### EXERCISE REQUIREMENTS
The listing below is the input. Say how many of its lines contain "Festival", giving the number alone.

### DATA IN THIS EXERCISE
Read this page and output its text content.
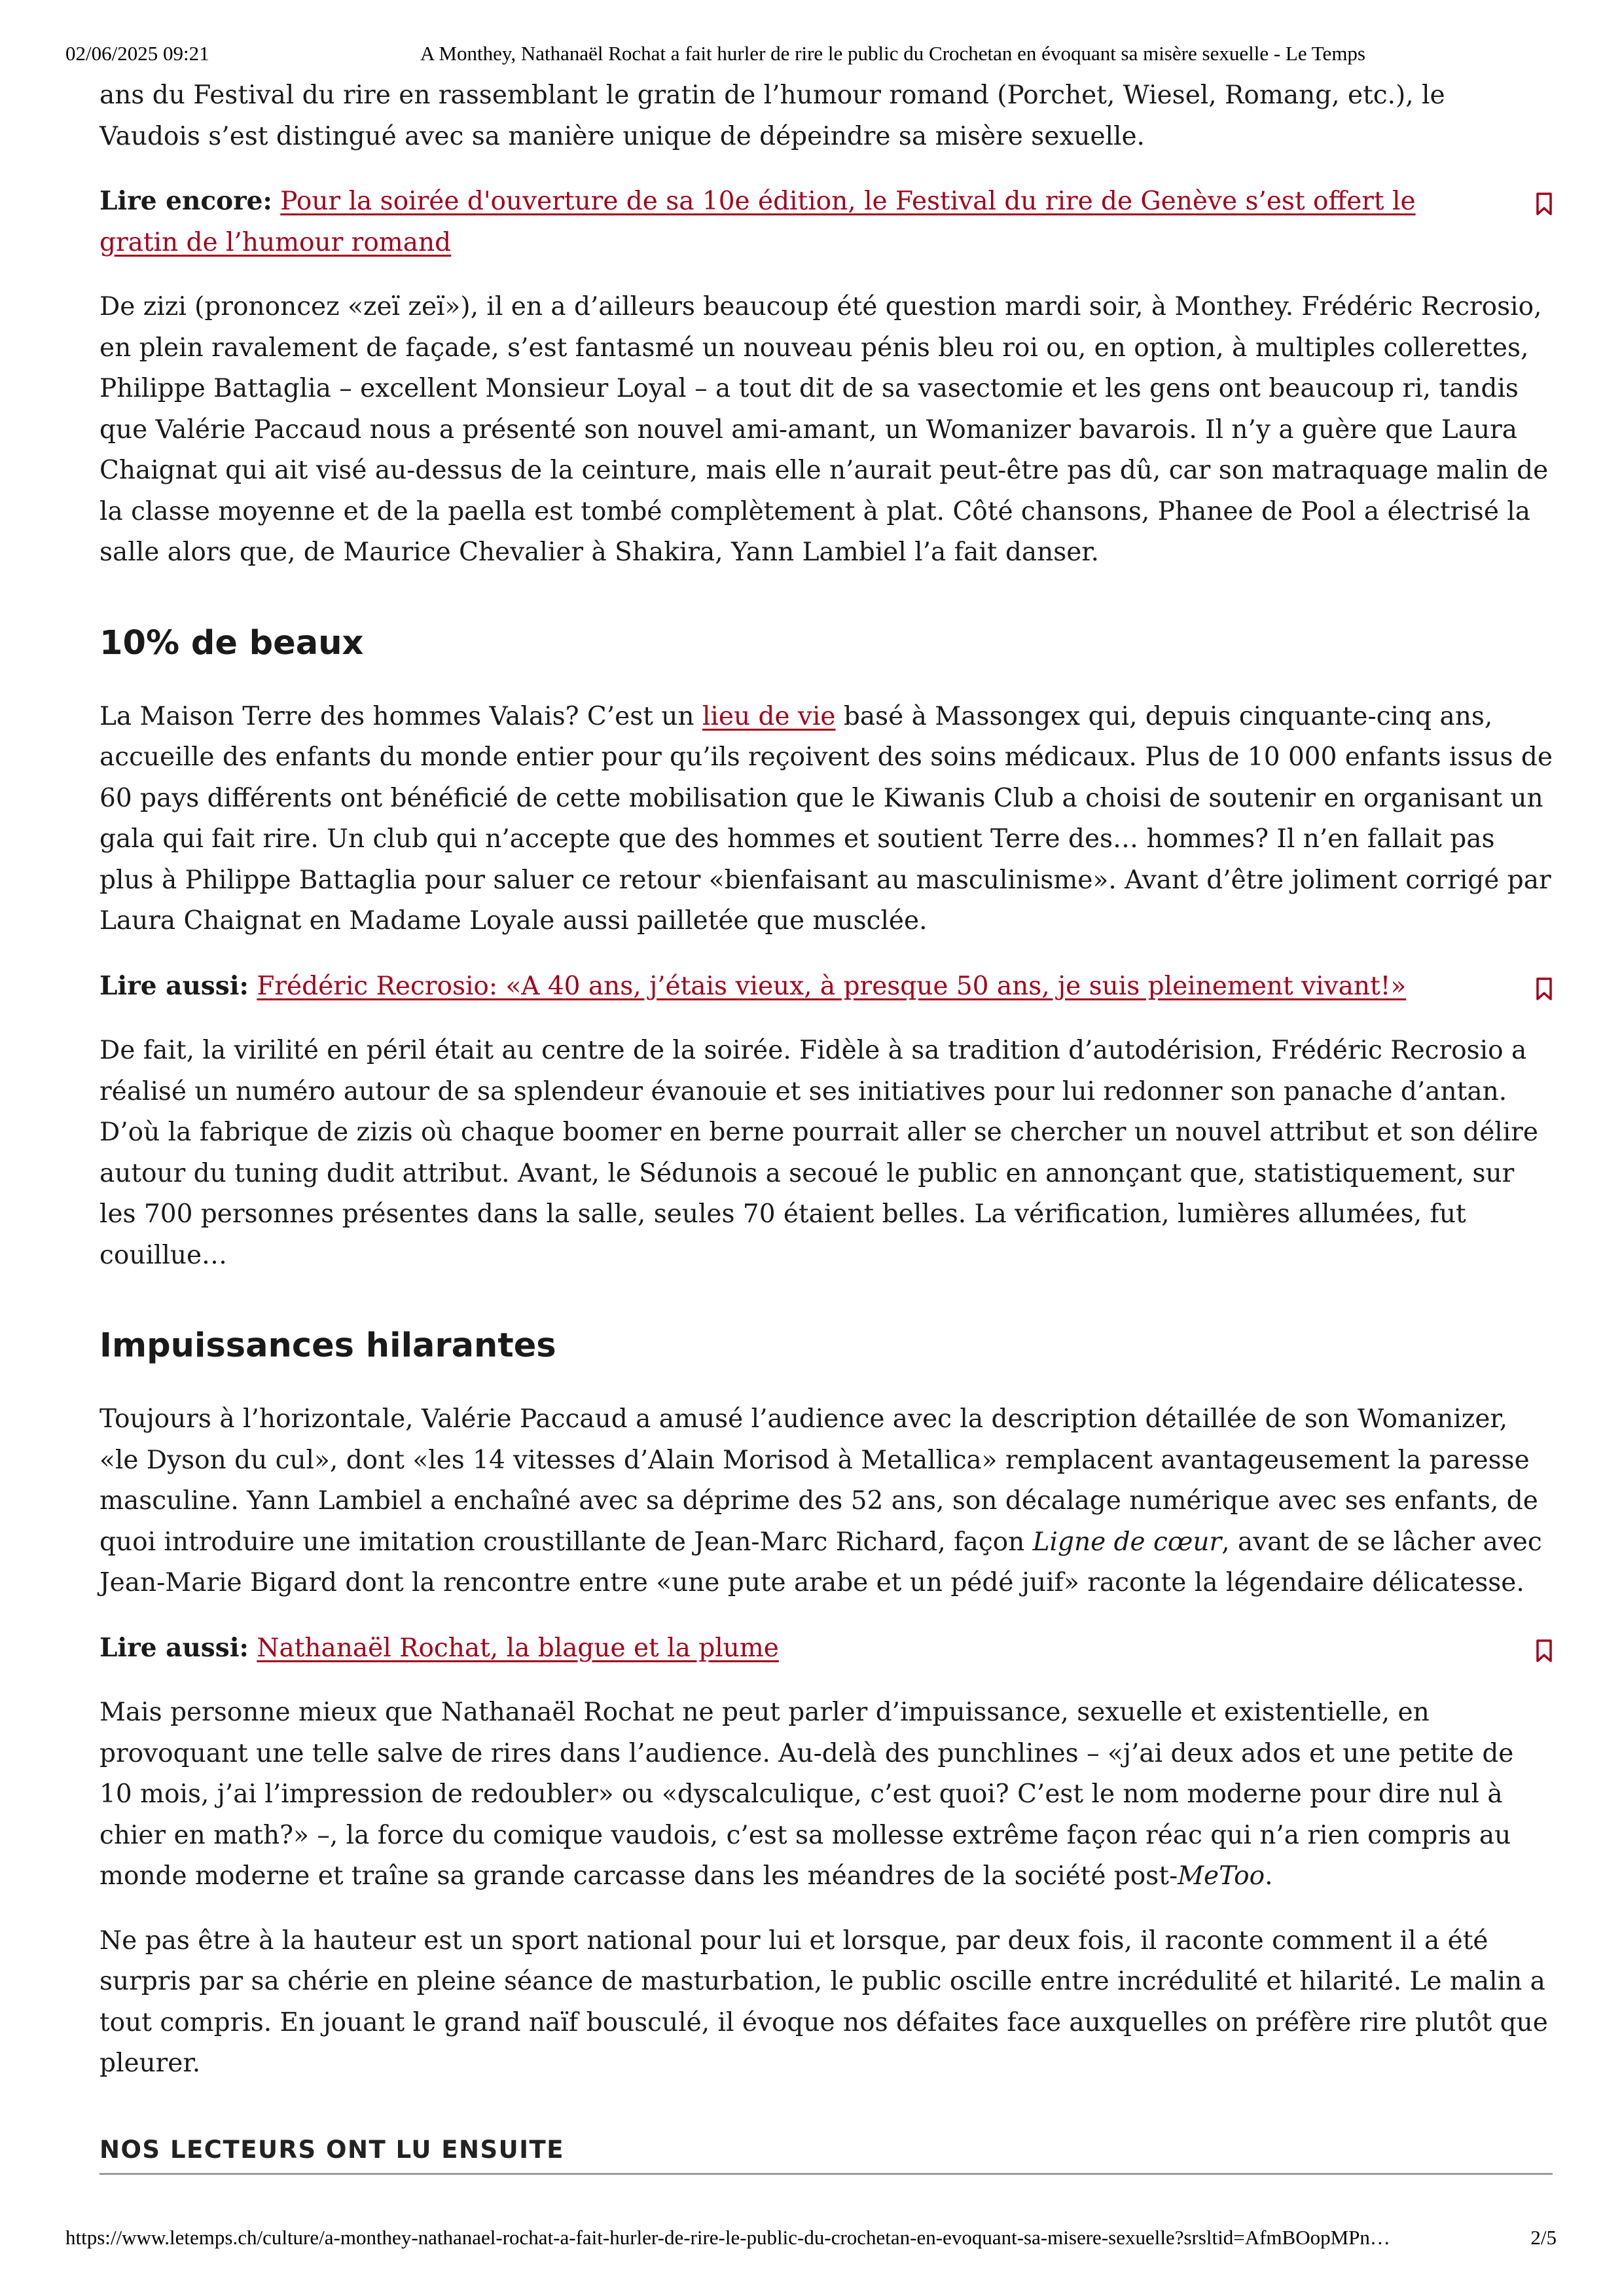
02/06/2025 09:21	A Monthey, Nathanaël Rochat a fait hurler de rire le public du Crochetan en évoquant sa misère sexuelle - Le Temps

ans du Festival du rire en rassemblant le gratin de l’humour romand (Porchet, Wiesel, Romang, etc.), le Vaudois s’est distingué avec sa manière unique de dépeindre sa misère sexuelle.

Lire encore: Pour la soirée d'ouverture de sa 10e édition, le Festival du rire de Genève s’est offert le gratin de l’humour romand

De zizi (prononcez «zeï zeï»), il en a d’ailleurs beaucoup été question mardi soir, à Monthey. Frédéric Recrosio, en plein ravalement de façade, s’est fantasmé un nouveau pénis bleu roi ou, en option, à multiples collerettes, Philippe Battaglia – excellent Monsieur Loyal – a tout dit de sa vasectomie et les gens ont beaucoup ri, tandis que Valérie Paccaud nous a présenté son nouvel ami-amant, un Womanizer bavarois. Il n’y a guère que Laura Chaignat qui ait visé au-dessus de la ceinture, mais elle n’aurait peut-être pas dû, car son matraquage malin de la classe moyenne et de la paella est tombé complètement à plat. Côté chansons, Phanee de Pool a électrisé la salle alors que, de Maurice Chevalier à Shakira, Yann Lambiel l’a fait danser.

10% de beaux

La Maison Terre des hommes Valais? C’est un lieu de vie basé à Massongex qui, depuis cinquante-cinq ans, accueille des enfants du monde entier pour qu’ils reçoivent des soins médicaux. Plus de 10 000 enfants issus de 60 pays différents ont bénéficié de cette mobilisation que le Kiwanis Club a choisi de soutenir en organisant un gala qui fait rire. Un club qui n’accepte que des hommes et soutient Terre des… hommes? Il n’en fallait pas plus à Philippe Battaglia pour saluer ce retour «bienfaisant au masculinisme». Avant d’être joliment corrigé par Laura Chaignat en Madame Loyale aussi pailletée que musclée.

Lire aussi: Frédéric Recrosio: «A 40 ans, j’étais vieux, à presque 50 ans, je suis pleinement vivant!»

De fait, la virilité en péril était au centre de la soirée. Fidèle à sa tradition d’autodérision, Frédéric Recrosio a réalisé un numéro autour de sa splendeur évanouie et ses initiatives pour lui redonner son panache d’antan. D’où la fabrique de zizis où chaque boomer en berne pourrait aller se chercher un nouvel attribut et son délire autour du tuning dudit attribut. Avant, le Sédunois a secoué le public en annonçant que, statistiquement, sur les 700 personnes présentes dans la salle, seules 70 étaient belles. La vérification, lumières allumées, fut couillue…

Impuissances hilarantes

Toujours à l’horizontale, Valérie Paccaud a amusé l’audience avec la description détaillée de son Womanizer, «le Dyson du cul», dont «les 14 vitesses d’Alain Morisod à Metallica» remplacent avantageusement la paresse masculine. Yann Lambiel a enchaîné avec sa déprime des 52 ans, son décalage numérique avec ses enfants, de quoi introduire une imitation croustillante de Jean-Marc Richard, façon Ligne de cœur, avant de se lâcher avec Jean-Marie Bigard dont la rencontre entre «une pute arabe et un pédé juif» raconte la légendaire délicatesse.

Lire aussi: Nathanaël Rochat, la blague et la plume

Mais personne mieux que Nathanaël Rochat ne peut parler d’impuissance, sexuelle et existentielle, en provoquant une telle salve de rires dans l’audience. Au-delà des punchlines – «j’ai deux ados et une petite de 10 mois, j’ai l’impression de redoubler» ou «dyscalculique, c’est quoi? C’est le nom moderne pour dire nul à chier en math?» –, la force du comique vaudois, c’est sa mollesse extrême façon réac qui n’a rien compris au monde moderne et traîne sa grande carcasse dans les méandres de la société post-MeToo.

Ne pas être à la hauteur est un sport national pour lui et lorsque, par deux fois, il raconte comment il a été surpris par sa chérie en pleine séance de masturbation, le public oscille entre incrédulité et hilarité. Le malin a tout compris. En jouant le grand naïf bousculé, il évoque nos défaites face auxquelles on préfère rire plutôt que pleurer.

NOS LECTEURS ONT LU ENSUITE
https://www.letemps.ch/culture/a-monthey-nathanael-rochat-a-fait-hurler-de-rire-le-public-du-crochetan-en-evoquant-sa-misere-sexuelle?srsltid=AfmBOopMPn…	2/5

### CORRECT OUTPUT
2